**Written request**
What do the lines say from the one containing "Give me the" to the end of the records? Restate them word for word, and only those.
**** Information shown ****
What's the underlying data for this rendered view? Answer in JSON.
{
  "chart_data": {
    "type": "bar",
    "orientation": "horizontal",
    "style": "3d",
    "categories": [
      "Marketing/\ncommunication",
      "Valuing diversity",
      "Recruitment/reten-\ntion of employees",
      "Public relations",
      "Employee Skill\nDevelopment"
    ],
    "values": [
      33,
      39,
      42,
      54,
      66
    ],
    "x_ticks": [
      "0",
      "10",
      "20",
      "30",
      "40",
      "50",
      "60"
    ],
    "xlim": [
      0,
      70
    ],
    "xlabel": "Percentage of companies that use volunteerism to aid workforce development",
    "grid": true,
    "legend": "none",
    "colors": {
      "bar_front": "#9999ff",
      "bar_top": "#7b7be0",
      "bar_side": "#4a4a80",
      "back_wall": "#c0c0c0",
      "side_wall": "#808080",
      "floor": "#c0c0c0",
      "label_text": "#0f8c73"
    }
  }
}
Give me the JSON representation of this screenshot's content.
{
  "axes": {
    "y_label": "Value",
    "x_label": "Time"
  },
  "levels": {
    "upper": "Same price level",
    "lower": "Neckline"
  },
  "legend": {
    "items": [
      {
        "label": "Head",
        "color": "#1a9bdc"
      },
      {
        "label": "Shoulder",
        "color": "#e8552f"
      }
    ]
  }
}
****
**Completed exercise**
Give me the JSON representation of this screenshot's content.
{
  "axes": {
    "y_label": "Value",
    "x_label": "Time"
  },
  "levels": {
    "upper": "Same price level",
    "lower": "Neckline"
  },
  "legend": {
    "items": [
      {
        "label": "Head",
        "color": "#1a9bdc"
      },
      {
        "label": "Shoulder",
        "color": "#e8552f"
      }
    ]
  }
}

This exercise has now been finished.